# What you should do
Reproduce all of the material exactly as shown.

# Extracted material
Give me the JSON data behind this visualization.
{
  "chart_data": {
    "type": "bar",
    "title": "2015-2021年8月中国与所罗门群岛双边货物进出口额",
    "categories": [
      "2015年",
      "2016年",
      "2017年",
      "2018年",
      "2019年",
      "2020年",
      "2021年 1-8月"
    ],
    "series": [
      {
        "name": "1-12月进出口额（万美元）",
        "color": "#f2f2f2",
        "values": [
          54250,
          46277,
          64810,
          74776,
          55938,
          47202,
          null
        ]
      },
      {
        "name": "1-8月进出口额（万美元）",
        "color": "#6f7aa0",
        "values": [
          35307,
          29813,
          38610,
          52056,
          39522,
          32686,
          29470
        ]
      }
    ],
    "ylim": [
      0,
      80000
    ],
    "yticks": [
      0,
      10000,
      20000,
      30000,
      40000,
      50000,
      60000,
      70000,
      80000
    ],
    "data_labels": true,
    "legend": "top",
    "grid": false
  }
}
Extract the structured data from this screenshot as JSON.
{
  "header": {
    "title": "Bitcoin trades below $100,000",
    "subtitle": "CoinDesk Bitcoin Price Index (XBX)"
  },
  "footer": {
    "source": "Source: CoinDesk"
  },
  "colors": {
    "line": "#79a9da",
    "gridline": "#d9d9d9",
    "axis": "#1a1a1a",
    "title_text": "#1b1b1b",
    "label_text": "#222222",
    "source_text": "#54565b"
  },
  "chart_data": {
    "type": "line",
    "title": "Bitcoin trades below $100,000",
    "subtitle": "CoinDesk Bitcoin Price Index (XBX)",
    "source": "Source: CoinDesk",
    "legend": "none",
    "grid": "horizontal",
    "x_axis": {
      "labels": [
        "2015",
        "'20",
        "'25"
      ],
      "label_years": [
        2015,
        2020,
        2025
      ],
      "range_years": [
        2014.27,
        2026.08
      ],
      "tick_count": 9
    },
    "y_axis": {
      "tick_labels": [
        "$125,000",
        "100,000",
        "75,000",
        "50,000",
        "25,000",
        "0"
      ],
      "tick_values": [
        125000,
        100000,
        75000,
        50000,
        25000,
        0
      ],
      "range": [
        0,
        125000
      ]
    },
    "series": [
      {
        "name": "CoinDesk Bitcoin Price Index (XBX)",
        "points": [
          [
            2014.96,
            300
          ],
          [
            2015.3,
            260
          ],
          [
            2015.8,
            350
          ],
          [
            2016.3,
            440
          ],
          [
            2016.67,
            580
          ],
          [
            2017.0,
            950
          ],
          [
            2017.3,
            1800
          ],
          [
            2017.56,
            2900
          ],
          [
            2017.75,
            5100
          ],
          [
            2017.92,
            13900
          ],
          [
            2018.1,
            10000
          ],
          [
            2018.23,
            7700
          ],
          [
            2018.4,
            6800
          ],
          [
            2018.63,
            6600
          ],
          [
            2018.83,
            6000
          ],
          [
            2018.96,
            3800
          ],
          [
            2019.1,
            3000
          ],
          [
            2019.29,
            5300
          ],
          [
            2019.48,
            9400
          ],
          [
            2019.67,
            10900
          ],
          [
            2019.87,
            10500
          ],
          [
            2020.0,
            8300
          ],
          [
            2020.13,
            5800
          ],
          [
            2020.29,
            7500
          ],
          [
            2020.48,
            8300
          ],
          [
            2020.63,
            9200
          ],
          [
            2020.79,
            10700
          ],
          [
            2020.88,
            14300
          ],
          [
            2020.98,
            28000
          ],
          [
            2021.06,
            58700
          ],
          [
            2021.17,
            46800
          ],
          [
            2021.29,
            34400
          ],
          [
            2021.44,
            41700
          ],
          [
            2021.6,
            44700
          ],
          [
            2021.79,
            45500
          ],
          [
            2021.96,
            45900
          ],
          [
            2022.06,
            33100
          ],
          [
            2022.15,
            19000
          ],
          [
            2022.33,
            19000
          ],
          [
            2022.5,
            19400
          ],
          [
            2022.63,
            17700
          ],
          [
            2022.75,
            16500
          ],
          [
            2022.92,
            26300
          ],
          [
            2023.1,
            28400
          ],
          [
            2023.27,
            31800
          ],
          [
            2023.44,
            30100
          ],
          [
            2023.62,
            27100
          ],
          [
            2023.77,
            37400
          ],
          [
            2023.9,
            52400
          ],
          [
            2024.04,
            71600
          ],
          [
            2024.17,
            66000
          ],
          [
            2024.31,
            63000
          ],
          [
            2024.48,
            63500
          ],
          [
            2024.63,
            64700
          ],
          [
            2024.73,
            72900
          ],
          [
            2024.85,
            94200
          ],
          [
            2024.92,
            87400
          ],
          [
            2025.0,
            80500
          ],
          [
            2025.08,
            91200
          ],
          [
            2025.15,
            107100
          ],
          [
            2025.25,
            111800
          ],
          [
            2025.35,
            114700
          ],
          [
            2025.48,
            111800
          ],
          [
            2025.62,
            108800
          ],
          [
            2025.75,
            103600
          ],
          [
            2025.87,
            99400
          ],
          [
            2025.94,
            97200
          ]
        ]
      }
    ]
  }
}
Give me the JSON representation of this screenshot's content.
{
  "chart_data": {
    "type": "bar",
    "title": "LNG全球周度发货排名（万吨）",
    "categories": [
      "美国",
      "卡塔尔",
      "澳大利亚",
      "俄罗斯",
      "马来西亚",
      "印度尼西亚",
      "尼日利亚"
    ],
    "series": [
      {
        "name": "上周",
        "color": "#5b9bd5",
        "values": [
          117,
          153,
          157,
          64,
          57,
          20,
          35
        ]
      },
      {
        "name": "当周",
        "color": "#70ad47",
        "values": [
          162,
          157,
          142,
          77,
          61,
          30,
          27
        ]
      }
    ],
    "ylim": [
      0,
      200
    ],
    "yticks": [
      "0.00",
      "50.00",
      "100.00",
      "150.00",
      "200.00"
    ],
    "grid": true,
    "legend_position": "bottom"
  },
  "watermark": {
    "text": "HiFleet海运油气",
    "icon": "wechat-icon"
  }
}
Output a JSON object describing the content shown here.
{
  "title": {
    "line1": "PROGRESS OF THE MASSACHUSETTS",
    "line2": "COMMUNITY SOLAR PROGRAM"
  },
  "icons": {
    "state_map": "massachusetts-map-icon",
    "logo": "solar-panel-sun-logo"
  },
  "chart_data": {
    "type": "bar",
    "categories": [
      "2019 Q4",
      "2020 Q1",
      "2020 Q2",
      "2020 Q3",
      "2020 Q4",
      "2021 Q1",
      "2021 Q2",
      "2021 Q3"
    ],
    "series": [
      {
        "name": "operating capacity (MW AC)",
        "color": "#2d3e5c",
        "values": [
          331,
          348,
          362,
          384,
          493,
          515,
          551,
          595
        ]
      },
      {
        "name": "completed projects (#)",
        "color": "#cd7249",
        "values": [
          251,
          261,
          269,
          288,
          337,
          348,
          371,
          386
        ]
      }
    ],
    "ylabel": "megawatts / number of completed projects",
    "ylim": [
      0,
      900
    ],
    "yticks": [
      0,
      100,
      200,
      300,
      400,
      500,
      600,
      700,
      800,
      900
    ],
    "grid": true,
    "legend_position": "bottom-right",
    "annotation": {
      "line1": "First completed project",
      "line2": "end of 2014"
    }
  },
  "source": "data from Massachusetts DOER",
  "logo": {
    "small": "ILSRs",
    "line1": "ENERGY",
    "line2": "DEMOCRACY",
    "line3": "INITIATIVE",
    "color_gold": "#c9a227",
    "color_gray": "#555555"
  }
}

# Result of the exercise
Give me the JSON data behind this visualization.
{
  "chart_data": {
    "type": "bar",
    "title": "2015-2021年8月中国与所罗门群岛双边货物进出口额",
    "categories": [
      "2015年",
      "2016年",
      "2017年",
      "2018年",
      "2019年",
      "2020年",
      "2021年 1-8月"
    ],
    "series": [
      {
        "name": "1-12月进出口额（万美元）",
        "color": "#f2f2f2",
        "values": [
          54250,
          46277,
          64810,
          74776,
          55938,
          47202,
          null
        ]
      },
      {
        "name": "1-8月进出口额（万美元）",
        "color": "#6f7aa0",
        "values": [
          35307,
          29813,
          38610,
          52056,
          39522,
          32686,
          29470
        ]
      }
    ],
    "ylim": [
      0,
      80000
    ],
    "yticks": [
      0,
      10000,
      20000,
      30000,
      40000,
      50000,
      60000,
      70000,
      80000
    ],
    "data_labels": true,
    "legend": "top",
    "grid": false
  }
}
Extract the structured data from this screenshot as JSON.
{
  "header": {
    "title": "Bitcoin trades below $100,000",
    "subtitle": "CoinDesk Bitcoin Price Index (XBX)"
  },
  "footer": {
    "source": "Source: CoinDesk"
  },
  "colors": {
    "line": "#79a9da",
    "gridline": "#d9d9d9",
    "axis": "#1a1a1a",
    "title_text": "#1b1b1b",
    "label_text": "#222222",
    "source_text": "#54565b"
  },
  "chart_data": {
    "type": "line",
    "title": "Bitcoin trades below $100,000",
    "subtitle": "CoinDesk Bitcoin Price Index (XBX)",
    "source": "Source: CoinDesk",
    "legend": "none",
    "grid": "horizontal",
    "x_axis": {
      "labels": [
        "2015",
        "'20",
        "'25"
      ],
      "label_years": [
        2015,
        2020,
        2025
      ],
      "range_years": [
        2014.27,
        2026.08
      ],
      "tick_count": 9
    },
    "y_axis": {
      "tick_labels": [
        "$125,000",
        "100,000",
        "75,000",
        "50,000",
        "25,000",
        "0"
      ],
      "tick_values": [
        125000,
        100000,
        75000,
        50000,
        25000,
        0
      ],
      "range": [
        0,
        125000
      ]
    },
    "series": [
      {
        "name": "CoinDesk Bitcoin Price Index (XBX)",
        "points": [
          [
            2014.96,
            300
          ],
          [
            2015.3,
            260
          ],
          [
            2015.8,
            350
          ],
          [
            2016.3,
            440
          ],
          [
            2016.67,
            580
          ],
          [
            2017.0,
            950
          ],
          [
            2017.3,
            1800
          ],
          [
            2017.56,
            2900
          ],
          [
            2017.75,
            5100
          ],
          [
            2017.92,
            13900
          ],
          [
            2018.1,
            10000
          ],
          [
            2018.23,
            7700
          ],
          [
            2018.4,
            6800
          ],
          [
            2018.63,
            6600
          ],
          [
            2018.83,
            6000
          ],
          [
            2018.96,
            3800
          ],
          [
            2019.1,
            3000
          ],
          [
            2019.29,
            5300
          ],
          [
            2019.48,
            9400
          ],
          [
            2019.67,
            10900
          ],
          [
            2019.87,
            10500
          ],
          [
            2020.0,
            8300
          ],
          [
            2020.13,
            5800
          ],
          [
            2020.29,
            7500
          ],
          [
            2020.48,
            8300
          ],
          [
            2020.63,
            9200
          ],
          [
            2020.79,
            10700
          ],
          [
            2020.88,
            14300
          ],
          [
            2020.98,
            28000
          ],
          [
            2021.06,
            58700
          ],
          [
            2021.17,
            46800
          ],
          [
            2021.29,
            34400
          ],
          [
            2021.44,
            41700
          ],
          [
            2021.6,
            44700
          ],
          [
            2021.79,
            45500
          ],
          [
            2021.96,
            45900
          ],
          [
            2022.06,
            33100
          ],
          [
            2022.15,
            19000
          ],
          [
            2022.33,
            19000
          ],
          [
            2022.5,
            19400
          ],
          [
            2022.63,
            17700
          ],
          [
            2022.75,
            16500
          ],
          [
            2022.92,
            26300
          ],
          [
            2023.1,
            28400
          ],
          [
            2023.27,
            31800
          ],
          [
            2023.44,
            30100
          ],
          [
            2023.62,
            27100
          ],
          [
            2023.77,
            37400
          ],
          [
            2023.9,
            52400
          ],
          [
            2024.04,
            71600
          ],
          [
            2024.17,
            66000
          ],
          [
            2024.31,
            63000
          ],
          [
            2024.48,
            63500
          ],
          [
            2024.63,
            64700
          ],
          [
            2024.73,
            72900
          ],
          [
            2024.85,
            94200
          ],
          [
            2024.92,
            87400
          ],
          [
            2025.0,
            80500
          ],
          [
            2025.08,
            91200
          ],
          [
            2025.15,
            107100
          ],
          [
            2025.25,
            111800
          ],
          [
            2025.35,
            114700
          ],
          [
            2025.48,
            111800
          ],
          [
            2025.62,
            108800
          ],
          [
            2025.75,
            103600
          ],
          [
            2025.87,
            99400
          ],
          [
            2025.94,
            97200
          ]
        ]
      }
    ]
  }
}
Give me the JSON representation of this screenshot's content.
{
  "chart_data": {
    "type": "bar",
    "title": "LNG全球周度发货排名（万吨）",
    "categories": [
      "美国",
      "卡塔尔",
      "澳大利亚",
      "俄罗斯",
      "马来西亚",
      "印度尼西亚",
      "尼日利亚"
    ],
    "series": [
      {
        "name": "上周",
        "color": "#5b9bd5",
        "values": [
          117,
          153,
          157,
          64,
          57,
          20,
          35
        ]
      },
      {
        "name": "当周",
        "color": "#70ad47",
        "values": [
          162,
          157,
          142,
          77,
          61,
          30,
          27
        ]
      }
    ],
    "ylim": [
      0,
      200
    ],
    "yticks": [
      "0.00",
      "50.00",
      "100.00",
      "150.00",
      "200.00"
    ],
    "grid": true,
    "legend_position": "bottom"
  },
  "watermark": {
    "text": "HiFleet海运油气",
    "icon": "wechat-icon"
  }
}
Output a JSON object describing the content shown here.
{
  "title": {
    "line1": "PROGRESS OF THE MASSACHUSETTS",
    "line2": "COMMUNITY SOLAR PROGRAM"
  },
  "icons": {
    "state_map": "massachusetts-map-icon",
    "logo": "solar-panel-sun-logo"
  },
  "chart_data": {
    "type": "bar",
    "categories": [
      "2019 Q4",
      "2020 Q1",
      "2020 Q2",
      "2020 Q3",
      "2020 Q4",
      "2021 Q1",
      "2021 Q2",
      "2021 Q3"
    ],
    "series": [
      {
        "name": "operating capacity (MW AC)",
        "color": "#2d3e5c",
        "values": [
          331,
          348,
          362,
          384,
          493,
          515,
          551,
          595
        ]
      },
      {
        "name": "completed projects (#)",
        "color": "#cd7249",
        "values": [
          251,
          261,
          269,
          288,
          337,
          348,
          371,
          386
        ]
      }
    ],
    "ylabel": "megawatts / number of completed projects",
    "ylim": [
      0,
      900
    ],
    "yticks": [
      0,
      100,
      200,
      300,
      400,
      500,
      600,
      700,
      800,
      900
    ],
    "grid": true,
    "legend_position": "bottom-right",
    "annotation": {
      "line1": "First completed project",
      "line2": "end of 2014"
    }
  },
  "source": "data from Massachusetts DOER",
  "logo": {
    "small": "ILSRs",
    "line1": "ENERGY",
    "line2": "DEMOCRACY",
    "line3": "INITIATIVE",
    "color_gold": "#c9a227",
    "color_gray": "#555555"
  }
}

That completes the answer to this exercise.